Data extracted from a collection
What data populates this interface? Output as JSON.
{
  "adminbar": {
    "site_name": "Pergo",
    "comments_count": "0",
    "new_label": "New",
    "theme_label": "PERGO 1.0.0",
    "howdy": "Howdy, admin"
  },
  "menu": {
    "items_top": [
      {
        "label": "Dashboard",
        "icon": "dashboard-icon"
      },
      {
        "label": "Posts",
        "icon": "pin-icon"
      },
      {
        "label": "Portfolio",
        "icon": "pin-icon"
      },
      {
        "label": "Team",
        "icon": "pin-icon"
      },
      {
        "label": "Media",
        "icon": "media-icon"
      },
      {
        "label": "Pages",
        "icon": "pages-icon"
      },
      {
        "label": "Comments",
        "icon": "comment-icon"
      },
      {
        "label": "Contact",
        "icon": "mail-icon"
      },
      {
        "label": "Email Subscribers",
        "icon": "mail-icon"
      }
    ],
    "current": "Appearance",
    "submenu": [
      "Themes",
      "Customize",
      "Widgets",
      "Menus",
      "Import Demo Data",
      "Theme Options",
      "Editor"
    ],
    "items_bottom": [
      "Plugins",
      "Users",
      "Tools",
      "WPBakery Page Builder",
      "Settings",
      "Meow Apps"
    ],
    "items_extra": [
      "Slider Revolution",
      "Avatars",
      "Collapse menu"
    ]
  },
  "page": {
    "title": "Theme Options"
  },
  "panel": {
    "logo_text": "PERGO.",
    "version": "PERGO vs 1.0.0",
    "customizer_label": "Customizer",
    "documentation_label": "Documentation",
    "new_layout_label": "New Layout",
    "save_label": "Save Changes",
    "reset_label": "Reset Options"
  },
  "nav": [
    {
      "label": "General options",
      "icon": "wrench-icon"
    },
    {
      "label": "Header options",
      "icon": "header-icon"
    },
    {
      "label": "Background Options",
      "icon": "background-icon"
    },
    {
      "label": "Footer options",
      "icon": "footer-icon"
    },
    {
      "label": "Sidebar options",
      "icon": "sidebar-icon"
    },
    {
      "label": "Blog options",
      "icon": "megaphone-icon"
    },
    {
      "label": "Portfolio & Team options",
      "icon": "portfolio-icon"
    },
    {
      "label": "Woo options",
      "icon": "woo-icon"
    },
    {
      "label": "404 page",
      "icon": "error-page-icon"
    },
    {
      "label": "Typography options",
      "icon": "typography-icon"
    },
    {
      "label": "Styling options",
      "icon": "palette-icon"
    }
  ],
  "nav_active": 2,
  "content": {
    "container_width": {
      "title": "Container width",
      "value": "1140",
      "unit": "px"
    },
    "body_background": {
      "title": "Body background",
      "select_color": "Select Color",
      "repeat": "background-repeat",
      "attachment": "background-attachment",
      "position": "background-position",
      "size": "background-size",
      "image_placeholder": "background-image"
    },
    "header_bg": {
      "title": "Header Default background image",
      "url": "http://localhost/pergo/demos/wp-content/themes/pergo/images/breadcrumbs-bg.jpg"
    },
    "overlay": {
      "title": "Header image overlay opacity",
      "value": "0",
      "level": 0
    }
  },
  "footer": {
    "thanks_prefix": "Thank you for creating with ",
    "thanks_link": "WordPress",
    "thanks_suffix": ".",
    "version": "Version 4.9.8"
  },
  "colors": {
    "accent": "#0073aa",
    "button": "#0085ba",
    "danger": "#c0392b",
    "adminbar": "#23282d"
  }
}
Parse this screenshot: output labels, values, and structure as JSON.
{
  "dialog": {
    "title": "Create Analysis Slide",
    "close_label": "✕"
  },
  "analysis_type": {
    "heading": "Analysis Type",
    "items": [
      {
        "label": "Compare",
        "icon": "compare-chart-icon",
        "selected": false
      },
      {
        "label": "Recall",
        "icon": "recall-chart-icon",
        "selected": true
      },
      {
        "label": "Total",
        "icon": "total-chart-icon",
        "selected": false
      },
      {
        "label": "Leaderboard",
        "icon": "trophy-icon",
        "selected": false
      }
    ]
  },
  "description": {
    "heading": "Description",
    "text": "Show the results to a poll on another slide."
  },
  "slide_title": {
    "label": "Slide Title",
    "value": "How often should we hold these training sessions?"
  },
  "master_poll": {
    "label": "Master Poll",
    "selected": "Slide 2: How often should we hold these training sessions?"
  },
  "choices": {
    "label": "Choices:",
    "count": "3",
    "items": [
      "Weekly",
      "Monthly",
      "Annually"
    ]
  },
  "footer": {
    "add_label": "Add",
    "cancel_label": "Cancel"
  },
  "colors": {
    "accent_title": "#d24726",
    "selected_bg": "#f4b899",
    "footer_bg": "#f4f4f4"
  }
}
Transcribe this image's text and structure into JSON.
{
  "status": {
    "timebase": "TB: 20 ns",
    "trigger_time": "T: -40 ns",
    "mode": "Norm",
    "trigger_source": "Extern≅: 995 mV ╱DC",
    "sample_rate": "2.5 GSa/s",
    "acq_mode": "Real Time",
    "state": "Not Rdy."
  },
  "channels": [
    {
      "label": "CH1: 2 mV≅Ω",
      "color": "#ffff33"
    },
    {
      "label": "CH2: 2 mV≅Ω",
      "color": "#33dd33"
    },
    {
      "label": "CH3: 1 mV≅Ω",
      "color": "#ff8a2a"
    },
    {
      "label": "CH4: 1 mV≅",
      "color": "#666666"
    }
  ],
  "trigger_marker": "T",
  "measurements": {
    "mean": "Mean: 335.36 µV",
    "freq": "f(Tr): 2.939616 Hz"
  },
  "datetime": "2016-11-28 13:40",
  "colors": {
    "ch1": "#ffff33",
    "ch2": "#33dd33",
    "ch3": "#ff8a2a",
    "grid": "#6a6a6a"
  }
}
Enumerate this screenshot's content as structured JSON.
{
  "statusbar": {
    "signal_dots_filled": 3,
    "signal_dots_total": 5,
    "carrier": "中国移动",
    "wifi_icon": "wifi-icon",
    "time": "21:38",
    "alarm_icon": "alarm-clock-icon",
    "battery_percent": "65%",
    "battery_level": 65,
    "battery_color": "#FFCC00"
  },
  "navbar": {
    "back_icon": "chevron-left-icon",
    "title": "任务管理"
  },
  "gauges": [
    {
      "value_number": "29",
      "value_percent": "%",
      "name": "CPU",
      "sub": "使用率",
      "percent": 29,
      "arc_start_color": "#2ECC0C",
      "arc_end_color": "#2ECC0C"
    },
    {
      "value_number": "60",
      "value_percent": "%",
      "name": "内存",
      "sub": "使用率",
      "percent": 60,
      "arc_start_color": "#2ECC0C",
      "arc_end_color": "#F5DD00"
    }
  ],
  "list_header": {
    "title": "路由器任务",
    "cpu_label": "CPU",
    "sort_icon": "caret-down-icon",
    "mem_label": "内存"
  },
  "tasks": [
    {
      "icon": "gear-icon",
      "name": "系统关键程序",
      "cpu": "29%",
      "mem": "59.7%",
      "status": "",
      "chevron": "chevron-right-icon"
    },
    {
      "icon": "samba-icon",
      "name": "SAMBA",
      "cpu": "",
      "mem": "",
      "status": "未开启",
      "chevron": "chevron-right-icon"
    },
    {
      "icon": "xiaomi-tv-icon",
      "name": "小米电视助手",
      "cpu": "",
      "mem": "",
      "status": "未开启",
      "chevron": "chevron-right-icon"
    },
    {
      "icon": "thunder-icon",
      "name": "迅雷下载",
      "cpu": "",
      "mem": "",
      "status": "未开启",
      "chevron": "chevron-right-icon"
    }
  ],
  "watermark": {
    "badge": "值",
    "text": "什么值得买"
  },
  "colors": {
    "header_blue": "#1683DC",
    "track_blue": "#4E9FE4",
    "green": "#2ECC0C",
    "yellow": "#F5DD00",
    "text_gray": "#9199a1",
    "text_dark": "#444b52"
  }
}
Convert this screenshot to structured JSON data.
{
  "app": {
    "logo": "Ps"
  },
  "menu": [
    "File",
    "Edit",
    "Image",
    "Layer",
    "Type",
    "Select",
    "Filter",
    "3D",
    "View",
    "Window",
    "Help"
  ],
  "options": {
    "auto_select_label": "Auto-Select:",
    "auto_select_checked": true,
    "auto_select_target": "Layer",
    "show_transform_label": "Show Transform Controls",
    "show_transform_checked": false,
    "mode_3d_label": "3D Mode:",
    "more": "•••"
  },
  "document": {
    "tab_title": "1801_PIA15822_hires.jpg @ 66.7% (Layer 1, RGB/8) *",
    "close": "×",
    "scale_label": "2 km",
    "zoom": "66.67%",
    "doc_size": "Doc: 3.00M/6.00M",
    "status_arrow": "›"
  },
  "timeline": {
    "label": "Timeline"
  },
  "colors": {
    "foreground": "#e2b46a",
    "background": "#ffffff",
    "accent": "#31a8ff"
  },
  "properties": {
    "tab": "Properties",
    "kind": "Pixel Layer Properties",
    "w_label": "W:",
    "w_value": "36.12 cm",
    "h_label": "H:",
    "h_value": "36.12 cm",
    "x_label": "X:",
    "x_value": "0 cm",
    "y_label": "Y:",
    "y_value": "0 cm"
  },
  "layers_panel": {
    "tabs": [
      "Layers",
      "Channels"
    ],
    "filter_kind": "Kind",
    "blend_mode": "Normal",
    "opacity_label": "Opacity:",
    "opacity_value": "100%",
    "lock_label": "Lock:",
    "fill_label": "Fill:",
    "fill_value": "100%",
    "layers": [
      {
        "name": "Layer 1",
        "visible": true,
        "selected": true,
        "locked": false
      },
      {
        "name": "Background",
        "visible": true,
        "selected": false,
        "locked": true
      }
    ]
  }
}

Your goal
Return each line where "overlay" shows up.

Result of the exercise
    "overlay": {
      "title": "Header image overlay opacity",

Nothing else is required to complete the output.